Written task: Below are the records; collect from them each line containing the string "площадью".
** Start Extracted records **
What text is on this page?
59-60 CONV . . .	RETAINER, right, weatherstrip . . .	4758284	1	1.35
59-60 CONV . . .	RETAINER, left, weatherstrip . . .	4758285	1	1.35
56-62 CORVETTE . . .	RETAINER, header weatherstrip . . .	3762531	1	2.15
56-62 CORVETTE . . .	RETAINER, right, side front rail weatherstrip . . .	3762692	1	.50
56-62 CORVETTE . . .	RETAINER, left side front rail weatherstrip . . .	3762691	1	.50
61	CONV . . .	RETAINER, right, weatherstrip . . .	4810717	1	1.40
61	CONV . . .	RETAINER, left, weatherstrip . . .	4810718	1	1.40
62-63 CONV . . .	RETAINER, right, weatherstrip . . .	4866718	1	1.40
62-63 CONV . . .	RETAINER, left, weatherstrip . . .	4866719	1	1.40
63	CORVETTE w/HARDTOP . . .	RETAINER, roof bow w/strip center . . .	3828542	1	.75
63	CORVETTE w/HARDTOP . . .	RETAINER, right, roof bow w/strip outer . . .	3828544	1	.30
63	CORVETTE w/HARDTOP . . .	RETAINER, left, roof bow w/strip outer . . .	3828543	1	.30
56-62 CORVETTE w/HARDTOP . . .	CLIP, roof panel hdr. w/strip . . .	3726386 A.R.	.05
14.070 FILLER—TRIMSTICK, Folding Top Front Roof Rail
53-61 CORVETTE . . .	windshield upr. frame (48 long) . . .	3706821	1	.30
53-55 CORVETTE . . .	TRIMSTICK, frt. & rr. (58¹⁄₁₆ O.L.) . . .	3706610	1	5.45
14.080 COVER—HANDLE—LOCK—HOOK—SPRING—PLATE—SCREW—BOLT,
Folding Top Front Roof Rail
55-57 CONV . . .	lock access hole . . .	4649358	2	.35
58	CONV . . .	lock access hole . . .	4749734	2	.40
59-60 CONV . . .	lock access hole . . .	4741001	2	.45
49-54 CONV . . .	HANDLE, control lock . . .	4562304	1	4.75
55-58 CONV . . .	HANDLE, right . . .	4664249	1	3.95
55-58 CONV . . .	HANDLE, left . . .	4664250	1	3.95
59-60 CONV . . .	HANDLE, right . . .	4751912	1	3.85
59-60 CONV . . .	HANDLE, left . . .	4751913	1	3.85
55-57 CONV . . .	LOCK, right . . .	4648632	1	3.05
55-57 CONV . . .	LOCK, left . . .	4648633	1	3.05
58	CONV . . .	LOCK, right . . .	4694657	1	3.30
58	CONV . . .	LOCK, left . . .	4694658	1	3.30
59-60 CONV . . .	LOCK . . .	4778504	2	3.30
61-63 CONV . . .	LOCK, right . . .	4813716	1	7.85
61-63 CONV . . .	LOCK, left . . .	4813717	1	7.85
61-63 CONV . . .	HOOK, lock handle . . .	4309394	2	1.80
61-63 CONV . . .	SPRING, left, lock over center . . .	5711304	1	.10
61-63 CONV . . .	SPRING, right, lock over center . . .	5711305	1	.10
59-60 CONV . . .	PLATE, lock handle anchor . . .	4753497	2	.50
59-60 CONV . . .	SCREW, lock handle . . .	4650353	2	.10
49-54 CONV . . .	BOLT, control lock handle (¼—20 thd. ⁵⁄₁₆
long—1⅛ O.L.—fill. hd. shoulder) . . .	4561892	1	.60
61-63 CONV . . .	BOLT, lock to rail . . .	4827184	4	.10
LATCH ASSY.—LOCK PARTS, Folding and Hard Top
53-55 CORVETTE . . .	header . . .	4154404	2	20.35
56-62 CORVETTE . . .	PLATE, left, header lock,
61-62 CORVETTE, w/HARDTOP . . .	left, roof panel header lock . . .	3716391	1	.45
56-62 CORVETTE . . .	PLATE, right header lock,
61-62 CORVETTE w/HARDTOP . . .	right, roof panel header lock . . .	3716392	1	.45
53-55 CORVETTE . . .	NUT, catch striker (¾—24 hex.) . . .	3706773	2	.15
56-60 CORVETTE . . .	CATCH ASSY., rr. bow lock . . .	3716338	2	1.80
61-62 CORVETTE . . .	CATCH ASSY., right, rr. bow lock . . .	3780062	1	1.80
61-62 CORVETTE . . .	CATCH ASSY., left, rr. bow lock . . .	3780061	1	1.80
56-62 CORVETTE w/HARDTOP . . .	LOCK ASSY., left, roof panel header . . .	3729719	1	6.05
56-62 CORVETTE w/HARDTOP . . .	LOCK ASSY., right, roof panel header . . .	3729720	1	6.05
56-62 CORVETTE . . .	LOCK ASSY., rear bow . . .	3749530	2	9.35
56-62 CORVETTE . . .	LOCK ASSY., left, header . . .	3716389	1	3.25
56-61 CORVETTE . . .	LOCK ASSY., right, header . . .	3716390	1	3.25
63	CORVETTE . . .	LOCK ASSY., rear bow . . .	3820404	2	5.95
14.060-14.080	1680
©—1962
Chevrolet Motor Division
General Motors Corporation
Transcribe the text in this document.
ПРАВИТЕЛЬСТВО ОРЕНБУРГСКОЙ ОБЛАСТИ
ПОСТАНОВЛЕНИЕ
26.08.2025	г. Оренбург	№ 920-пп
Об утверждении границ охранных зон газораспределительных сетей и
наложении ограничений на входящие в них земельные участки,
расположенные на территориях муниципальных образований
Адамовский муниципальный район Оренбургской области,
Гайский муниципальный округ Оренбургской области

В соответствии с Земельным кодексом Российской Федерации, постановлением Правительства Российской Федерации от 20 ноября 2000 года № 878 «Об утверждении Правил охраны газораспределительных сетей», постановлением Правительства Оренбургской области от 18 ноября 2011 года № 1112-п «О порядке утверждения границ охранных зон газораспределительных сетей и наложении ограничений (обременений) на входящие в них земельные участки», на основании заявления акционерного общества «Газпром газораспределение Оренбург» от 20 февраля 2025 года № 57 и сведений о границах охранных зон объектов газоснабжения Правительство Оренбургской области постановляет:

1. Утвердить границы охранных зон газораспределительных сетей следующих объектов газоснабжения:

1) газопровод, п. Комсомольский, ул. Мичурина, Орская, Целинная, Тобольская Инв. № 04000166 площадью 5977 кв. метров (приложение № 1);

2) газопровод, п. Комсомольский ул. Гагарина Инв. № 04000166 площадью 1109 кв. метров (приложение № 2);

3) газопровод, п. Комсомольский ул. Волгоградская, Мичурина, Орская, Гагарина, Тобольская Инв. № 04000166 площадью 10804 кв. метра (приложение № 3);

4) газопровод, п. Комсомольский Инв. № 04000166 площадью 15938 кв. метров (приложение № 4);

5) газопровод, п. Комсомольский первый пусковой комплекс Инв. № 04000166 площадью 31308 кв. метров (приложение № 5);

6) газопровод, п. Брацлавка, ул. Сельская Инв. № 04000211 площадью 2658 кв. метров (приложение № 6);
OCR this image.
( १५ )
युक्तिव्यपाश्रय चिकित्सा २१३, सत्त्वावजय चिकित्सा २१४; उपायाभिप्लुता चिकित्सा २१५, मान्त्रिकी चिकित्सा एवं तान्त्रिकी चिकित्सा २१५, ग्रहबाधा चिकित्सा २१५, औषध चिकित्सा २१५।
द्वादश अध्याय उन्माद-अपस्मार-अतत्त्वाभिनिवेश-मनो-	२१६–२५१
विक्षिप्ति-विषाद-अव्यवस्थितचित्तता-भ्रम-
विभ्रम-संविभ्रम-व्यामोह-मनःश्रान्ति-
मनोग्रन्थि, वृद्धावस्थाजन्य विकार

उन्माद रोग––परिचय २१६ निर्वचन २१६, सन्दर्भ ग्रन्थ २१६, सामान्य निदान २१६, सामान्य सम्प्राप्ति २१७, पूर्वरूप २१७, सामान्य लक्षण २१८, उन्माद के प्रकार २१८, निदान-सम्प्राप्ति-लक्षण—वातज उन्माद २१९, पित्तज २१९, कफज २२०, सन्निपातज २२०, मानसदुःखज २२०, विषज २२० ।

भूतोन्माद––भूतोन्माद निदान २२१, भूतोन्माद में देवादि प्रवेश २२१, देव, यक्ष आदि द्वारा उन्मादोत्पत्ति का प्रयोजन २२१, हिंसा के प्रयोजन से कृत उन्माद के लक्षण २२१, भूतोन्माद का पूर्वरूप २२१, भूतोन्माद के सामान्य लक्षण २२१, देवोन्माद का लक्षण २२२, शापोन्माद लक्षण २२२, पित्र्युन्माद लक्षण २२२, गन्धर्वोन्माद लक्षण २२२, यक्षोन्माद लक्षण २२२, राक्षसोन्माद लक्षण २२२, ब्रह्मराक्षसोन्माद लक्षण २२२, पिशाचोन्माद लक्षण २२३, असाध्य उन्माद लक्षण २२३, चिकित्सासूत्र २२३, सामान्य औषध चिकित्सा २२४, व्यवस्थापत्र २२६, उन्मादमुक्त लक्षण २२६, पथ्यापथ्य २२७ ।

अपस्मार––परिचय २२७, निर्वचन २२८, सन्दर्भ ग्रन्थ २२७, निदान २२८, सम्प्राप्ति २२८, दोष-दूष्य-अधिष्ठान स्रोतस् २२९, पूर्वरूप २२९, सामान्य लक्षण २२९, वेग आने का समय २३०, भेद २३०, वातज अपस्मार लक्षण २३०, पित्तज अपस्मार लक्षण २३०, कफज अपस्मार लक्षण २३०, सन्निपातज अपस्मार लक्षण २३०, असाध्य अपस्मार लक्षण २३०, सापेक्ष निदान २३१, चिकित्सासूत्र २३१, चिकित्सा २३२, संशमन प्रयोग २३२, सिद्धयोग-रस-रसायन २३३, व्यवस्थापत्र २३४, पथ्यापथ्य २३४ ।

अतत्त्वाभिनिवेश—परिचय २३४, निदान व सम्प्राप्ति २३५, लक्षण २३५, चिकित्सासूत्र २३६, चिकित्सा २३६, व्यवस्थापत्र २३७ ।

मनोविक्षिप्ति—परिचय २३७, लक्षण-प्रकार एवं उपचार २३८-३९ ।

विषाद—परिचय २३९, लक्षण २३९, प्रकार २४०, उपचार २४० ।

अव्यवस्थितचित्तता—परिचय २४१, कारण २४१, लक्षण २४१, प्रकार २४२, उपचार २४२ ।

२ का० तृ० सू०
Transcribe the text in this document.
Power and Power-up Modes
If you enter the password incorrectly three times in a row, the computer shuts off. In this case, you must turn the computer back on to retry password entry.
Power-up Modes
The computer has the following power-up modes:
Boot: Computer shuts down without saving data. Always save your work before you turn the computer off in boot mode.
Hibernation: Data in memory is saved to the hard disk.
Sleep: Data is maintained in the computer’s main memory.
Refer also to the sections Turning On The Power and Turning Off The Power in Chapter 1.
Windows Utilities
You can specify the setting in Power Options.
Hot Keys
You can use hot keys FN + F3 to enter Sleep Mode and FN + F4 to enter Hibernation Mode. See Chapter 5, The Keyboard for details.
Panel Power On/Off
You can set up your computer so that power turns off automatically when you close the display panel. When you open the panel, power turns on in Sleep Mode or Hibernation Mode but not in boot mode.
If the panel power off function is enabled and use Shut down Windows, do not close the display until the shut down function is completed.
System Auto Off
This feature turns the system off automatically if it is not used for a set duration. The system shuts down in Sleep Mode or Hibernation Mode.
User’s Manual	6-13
** End Extracted records **
Task response:
1) газопровод, п. Комсомольский, ул. Мичурина, Орская, Целинная, Тобольская Инв. № 04000166 площадью 5977 кв. метров (приложение № 1);
2) газопровод, п. Комсомольский ул. Гагарина Инв. № 04000166 площадью 1109 кв. метров (приложение № 2);
3) газопровод, п. Комсомольский ул. Волгоградская, Мичурина, Орская, Гагарина, Тобольская Инв. № 04000166 площадью 10804 кв. метра (приложение № 3);
4) газопровод, п. Комсомольский Инв. № 04000166 площадью 15938 кв. метров (приложение № 4);
5) газопровод, п. Комсомольский первый пусковой комплекс Инв. № 04000166 площадью 31308 кв. метров (приложение № 5);
6) газопровод, п. Брацлавка, ул. Сельская Инв. № 04000211 площадью 2658 кв. метров (приложение № 6);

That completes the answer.